PROBLEM DESCRIPTION: Find the lines below that contain the string "this". Copy each one.

(Saved data entries)

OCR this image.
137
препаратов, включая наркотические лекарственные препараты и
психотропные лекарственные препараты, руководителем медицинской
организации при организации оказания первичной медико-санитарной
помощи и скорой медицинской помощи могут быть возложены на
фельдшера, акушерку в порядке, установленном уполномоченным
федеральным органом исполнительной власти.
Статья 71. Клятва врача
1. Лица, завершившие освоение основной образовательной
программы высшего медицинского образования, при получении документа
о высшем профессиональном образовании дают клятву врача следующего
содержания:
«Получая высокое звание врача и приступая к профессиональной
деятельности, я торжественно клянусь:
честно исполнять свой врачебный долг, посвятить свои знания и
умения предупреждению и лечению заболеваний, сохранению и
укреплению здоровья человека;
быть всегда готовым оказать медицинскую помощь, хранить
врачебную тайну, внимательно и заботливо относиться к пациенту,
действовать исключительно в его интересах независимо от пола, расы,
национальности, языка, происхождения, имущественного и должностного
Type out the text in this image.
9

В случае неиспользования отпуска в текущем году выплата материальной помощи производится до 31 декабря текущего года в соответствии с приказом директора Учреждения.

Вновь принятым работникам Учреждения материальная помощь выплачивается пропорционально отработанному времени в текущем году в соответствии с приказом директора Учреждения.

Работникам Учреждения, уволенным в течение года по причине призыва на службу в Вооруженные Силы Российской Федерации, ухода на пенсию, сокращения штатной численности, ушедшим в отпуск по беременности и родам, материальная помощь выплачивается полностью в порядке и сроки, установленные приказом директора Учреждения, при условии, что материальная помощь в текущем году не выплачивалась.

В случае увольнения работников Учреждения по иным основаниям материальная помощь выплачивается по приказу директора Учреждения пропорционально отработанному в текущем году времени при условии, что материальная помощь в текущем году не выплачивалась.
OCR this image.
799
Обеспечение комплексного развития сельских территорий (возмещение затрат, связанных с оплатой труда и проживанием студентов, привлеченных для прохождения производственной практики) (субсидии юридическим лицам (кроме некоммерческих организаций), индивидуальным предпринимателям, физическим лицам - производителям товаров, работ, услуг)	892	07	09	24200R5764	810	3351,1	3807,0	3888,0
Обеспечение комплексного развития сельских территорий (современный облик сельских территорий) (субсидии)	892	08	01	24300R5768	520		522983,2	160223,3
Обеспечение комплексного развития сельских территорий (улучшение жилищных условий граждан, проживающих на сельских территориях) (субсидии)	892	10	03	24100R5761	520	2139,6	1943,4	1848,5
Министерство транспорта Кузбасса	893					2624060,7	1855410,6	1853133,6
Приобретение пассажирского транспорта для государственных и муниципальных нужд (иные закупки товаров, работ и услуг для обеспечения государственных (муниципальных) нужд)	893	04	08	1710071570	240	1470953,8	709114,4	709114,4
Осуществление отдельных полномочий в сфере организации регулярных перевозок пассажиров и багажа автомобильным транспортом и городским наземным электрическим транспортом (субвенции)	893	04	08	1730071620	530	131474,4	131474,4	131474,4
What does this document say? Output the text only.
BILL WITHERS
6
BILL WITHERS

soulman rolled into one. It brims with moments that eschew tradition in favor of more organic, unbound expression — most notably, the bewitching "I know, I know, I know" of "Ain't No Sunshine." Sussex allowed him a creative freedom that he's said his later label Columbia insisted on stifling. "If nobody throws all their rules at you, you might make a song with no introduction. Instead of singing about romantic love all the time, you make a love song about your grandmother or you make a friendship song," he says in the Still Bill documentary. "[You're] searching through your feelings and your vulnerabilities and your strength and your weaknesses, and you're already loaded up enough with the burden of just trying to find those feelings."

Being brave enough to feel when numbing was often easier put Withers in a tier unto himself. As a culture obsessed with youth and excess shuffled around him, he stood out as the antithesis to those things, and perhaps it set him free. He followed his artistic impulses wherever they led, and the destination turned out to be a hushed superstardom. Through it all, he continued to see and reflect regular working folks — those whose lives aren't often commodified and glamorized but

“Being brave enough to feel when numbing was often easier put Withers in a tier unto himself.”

SOLUTION BELOW:
OCR this image.
Type out the text in this image.
OCR this image.
What does this document say? Output the text only.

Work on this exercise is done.